▸ Element location data:
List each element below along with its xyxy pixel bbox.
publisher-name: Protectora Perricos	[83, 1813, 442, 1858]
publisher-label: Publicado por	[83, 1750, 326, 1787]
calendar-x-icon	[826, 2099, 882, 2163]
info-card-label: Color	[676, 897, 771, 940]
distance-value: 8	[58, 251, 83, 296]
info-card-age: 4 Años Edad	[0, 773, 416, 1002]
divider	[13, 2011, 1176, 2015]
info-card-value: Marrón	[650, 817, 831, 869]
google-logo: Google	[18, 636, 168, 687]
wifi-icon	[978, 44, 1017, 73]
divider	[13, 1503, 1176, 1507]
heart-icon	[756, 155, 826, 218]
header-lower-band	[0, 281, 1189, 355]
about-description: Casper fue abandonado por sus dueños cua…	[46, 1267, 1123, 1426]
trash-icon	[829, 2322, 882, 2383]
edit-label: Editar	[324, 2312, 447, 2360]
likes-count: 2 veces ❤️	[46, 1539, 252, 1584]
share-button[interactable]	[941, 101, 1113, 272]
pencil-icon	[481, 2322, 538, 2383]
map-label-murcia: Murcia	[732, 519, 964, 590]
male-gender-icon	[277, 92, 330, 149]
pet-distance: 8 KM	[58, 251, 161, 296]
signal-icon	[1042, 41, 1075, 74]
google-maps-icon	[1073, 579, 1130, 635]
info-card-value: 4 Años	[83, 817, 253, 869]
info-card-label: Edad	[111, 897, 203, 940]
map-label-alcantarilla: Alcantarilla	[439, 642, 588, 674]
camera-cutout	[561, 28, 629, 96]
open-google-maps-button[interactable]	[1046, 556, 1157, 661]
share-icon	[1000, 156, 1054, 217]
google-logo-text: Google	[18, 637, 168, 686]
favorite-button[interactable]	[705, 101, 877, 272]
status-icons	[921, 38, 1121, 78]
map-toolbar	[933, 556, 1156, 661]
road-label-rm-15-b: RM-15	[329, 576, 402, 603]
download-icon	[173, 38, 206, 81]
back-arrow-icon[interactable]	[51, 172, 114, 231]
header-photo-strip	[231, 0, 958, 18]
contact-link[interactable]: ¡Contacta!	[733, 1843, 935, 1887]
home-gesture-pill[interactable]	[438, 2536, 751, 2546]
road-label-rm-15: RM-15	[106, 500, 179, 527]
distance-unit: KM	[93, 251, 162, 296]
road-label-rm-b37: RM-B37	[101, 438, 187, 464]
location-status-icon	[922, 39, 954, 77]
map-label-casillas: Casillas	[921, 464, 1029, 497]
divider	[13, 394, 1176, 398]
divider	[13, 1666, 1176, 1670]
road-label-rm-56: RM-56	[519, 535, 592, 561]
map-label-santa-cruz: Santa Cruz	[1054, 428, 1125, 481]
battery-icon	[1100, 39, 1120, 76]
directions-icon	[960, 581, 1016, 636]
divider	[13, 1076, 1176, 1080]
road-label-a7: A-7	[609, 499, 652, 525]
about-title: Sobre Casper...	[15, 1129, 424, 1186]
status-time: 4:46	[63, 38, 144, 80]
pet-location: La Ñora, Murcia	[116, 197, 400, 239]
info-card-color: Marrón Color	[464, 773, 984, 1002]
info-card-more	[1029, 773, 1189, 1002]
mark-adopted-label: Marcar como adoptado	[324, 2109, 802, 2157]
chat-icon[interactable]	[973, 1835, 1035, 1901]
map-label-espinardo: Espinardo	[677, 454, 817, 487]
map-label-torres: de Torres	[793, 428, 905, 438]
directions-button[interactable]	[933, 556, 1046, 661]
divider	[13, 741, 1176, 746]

▸ SET PROBLEM:
Retype all of the items above, line by line, without changing a single character.

▸ COMPLETE RESPONSE:
List each element below along with its xyxy pixel bbox.
publisher-name: Protectora Perricos	[83, 1813, 442, 1858]
publisher-label: Publicado por	[83, 1750, 326, 1787]
calendar-x-icon	[826, 2099, 882, 2163]
info-card-label: Color	[676, 897, 771, 940]
distance-value: 8	[58, 251, 83, 296]
info-card-age: 4 Años Edad	[0, 773, 416, 1002]
divider	[13, 2011, 1176, 2015]
info-card-value: Marrón	[650, 817, 831, 869]
google-logo: Google	[18, 636, 168, 687]
wifi-icon	[978, 44, 1017, 73]
divider	[13, 1503, 1176, 1507]
heart-icon	[756, 155, 826, 218]
header-lower-band	[0, 281, 1189, 355]
about-description: Casper fue abandonado por sus dueños cua…	[46, 1267, 1123, 1426]
trash-icon	[829, 2322, 882, 2383]
edit-label: Editar	[324, 2312, 447, 2360]
likes-count: 2 veces ❤️	[46, 1539, 252, 1584]
share-button[interactable]	[941, 101, 1113, 272]
pencil-icon	[481, 2322, 538, 2383]
map-label-murcia: Murcia	[732, 519, 964, 590]
male-gender-icon	[277, 92, 330, 149]
pet-distance: 8 KM	[58, 251, 161, 296]
signal-icon	[1042, 41, 1075, 74]
google-maps-icon	[1073, 579, 1130, 635]
info-card-value: 4 Años	[83, 817, 253, 869]
info-card-label: Edad	[111, 897, 203, 940]
map-label-alcantarilla: Alcantarilla	[439, 642, 588, 674]
camera-cutout	[561, 28, 629, 96]
open-google-maps-button[interactable]	[1046, 556, 1157, 661]
share-icon	[1000, 156, 1054, 217]
google-logo-text: Google	[18, 637, 168, 686]
favorite-button[interactable]	[705, 101, 877, 272]
status-icons	[921, 38, 1121, 78]
map-toolbar	[933, 556, 1156, 661]
road-label-rm-15-b: RM-15	[329, 576, 402, 603]
download-icon	[173, 38, 206, 81]
back-arrow-icon[interactable]	[51, 172, 114, 231]
header-photo-strip	[231, 0, 958, 18]
contact-link[interactable]: ¡Contacta!	[733, 1843, 935, 1887]
home-gesture-pill[interactable]	[438, 2536, 751, 2546]
road-label-rm-15: RM-15	[106, 500, 179, 527]
distance-unit: KM	[93, 251, 162, 296]
road-label-rm-b37: RM-B37	[101, 438, 187, 464]
location-status-icon	[922, 39, 954, 77]
map-label-casillas: Casillas	[921, 464, 1029, 497]
divider	[13, 394, 1176, 398]
divider	[13, 1666, 1176, 1670]
road-label-rm-56: RM-56	[519, 535, 592, 561]
map-label-santa-cruz: Santa Cruz	[1054, 428, 1125, 481]
battery-icon	[1100, 39, 1120, 76]
directions-icon	[960, 581, 1016, 636]
divider	[13, 1076, 1176, 1080]
road-label-a7: A-7	[609, 499, 652, 525]
about-title: Sobre Casper...	[15, 1129, 424, 1186]
status-time: 4:46	[63, 38, 144, 80]
pet-location: La Ñora, Murcia	[116, 197, 400, 239]
info-card-color: Marrón Color	[464, 773, 984, 1002]
info-card-more	[1029, 773, 1189, 1002]
mark-adopted-label: Marcar como adoptado	[324, 2109, 802, 2157]
chat-icon[interactable]	[973, 1835, 1035, 1901]
map-label-espinardo: Espinardo	[677, 454, 817, 487]
map-label-torres: de Torres	[793, 428, 905, 438]
directions-button[interactable]	[933, 556, 1046, 661]
divider	[13, 741, 1176, 746]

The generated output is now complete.